§ **Data to process**:
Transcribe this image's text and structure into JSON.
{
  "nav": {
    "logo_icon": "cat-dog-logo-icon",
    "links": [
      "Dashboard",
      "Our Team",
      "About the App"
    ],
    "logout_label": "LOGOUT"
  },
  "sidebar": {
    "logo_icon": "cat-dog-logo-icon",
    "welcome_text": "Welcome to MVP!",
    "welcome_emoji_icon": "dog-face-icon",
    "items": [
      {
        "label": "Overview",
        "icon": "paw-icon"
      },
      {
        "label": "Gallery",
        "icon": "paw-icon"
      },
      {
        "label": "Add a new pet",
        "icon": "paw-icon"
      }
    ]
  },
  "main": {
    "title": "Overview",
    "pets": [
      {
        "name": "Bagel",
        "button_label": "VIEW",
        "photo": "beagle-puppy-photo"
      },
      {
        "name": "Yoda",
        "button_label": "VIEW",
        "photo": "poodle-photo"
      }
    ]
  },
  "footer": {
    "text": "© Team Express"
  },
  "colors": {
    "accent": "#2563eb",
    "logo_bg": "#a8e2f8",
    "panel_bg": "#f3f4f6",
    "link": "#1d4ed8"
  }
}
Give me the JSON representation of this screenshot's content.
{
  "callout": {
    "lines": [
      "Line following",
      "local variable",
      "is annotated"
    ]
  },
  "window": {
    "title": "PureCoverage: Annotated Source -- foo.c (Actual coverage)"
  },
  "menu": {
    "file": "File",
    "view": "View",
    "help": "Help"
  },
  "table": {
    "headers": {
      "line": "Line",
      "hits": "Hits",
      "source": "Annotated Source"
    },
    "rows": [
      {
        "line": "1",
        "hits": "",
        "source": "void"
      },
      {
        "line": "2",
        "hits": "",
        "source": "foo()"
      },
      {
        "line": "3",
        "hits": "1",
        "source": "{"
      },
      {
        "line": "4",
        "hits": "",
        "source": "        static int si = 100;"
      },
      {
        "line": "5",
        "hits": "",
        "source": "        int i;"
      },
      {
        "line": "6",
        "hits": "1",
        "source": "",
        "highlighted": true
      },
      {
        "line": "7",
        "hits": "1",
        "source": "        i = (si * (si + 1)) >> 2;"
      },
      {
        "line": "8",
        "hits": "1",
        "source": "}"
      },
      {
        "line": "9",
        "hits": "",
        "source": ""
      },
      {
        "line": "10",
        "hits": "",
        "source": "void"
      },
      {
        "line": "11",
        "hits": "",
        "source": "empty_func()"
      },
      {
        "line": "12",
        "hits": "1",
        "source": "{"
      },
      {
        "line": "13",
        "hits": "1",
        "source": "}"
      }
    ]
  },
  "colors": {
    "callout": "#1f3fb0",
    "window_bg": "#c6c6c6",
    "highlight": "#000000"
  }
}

§ **Requirement**: Repeat all the records. Match each line exactly.

§ **Response**:
Transcribe this image's text and structure into JSON.
{
  "nav": {
    "logo_icon": "cat-dog-logo-icon",
    "links": [
      "Dashboard",
      "Our Team",
      "About the App"
    ],
    "logout_label": "LOGOUT"
  },
  "sidebar": {
    "logo_icon": "cat-dog-logo-icon",
    "welcome_text": "Welcome to MVP!",
    "welcome_emoji_icon": "dog-face-icon",
    "items": [
      {
        "label": "Overview",
        "icon": "paw-icon"
      },
      {
        "label": "Gallery",
        "icon": "paw-icon"
      },
      {
        "label": "Add a new pet",
        "icon": "paw-icon"
      }
    ]
  },
  "main": {
    "title": "Overview",
    "pets": [
      {
        "name": "Bagel",
        "button_label": "VIEW",
        "photo": "beagle-puppy-photo"
      },
      {
        "name": "Yoda",
        "button_label": "VIEW",
        "photo": "poodle-photo"
      }
    ]
  },
  "footer": {
    "text": "© Team Express"
  },
  "colors": {
    "accent": "#2563eb",
    "logo_bg": "#a8e2f8",
    "panel_bg": "#f3f4f6",
    "link": "#1d4ed8"
  }
}
Give me the JSON representation of this screenshot's content.
{
  "callout": {
    "lines": [
      "Line following",
      "local variable",
      "is annotated"
    ]
  },
  "window": {
    "title": "PureCoverage: Annotated Source -- foo.c (Actual coverage)"
  },
  "menu": {
    "file": "File",
    "view": "View",
    "help": "Help"
  },
  "table": {
    "headers": {
      "line": "Line",
      "hits": "Hits",
      "source": "Annotated Source"
    },
    "rows": [
      {
        "line": "1",
        "hits": "",
        "source": "void"
      },
      {
        "line": "2",
        "hits": "",
        "source": "foo()"
      },
      {
        "line": "3",
        "hits": "1",
        "source": "{"
      },
      {
        "line": "4",
        "hits": "",
        "source": "        static int si = 100;"
      },
      {
        "line": "5",
        "hits": "",
        "source": "        int i;"
      },
      {
        "line": "6",
        "hits": "1",
        "source": "",
        "highlighted": true
      },
      {
        "line": "7",
        "hits": "1",
        "source": "        i = (si * (si + 1)) >> 2;"
      },
      {
        "line": "8",
        "hits": "1",
        "source": "}"
      },
      {
        "line": "9",
        "hits": "",
        "source": ""
      },
      {
        "line": "10",
        "hits": "",
        "source": "void"
      },
      {
        "line": "11",
        "hits": "",
        "source": "empty_func()"
      },
      {
        "line": "12",
        "hits": "1",
        "source": "{"
      },
      {
        "line": "13",
        "hits": "1",
        "source": "}"
      }
    ]
  },
  "colors": {
    "callout": "#1f3fb0",
    "window_bg": "#c6c6c6",
    "highlight": "#000000"
  }
}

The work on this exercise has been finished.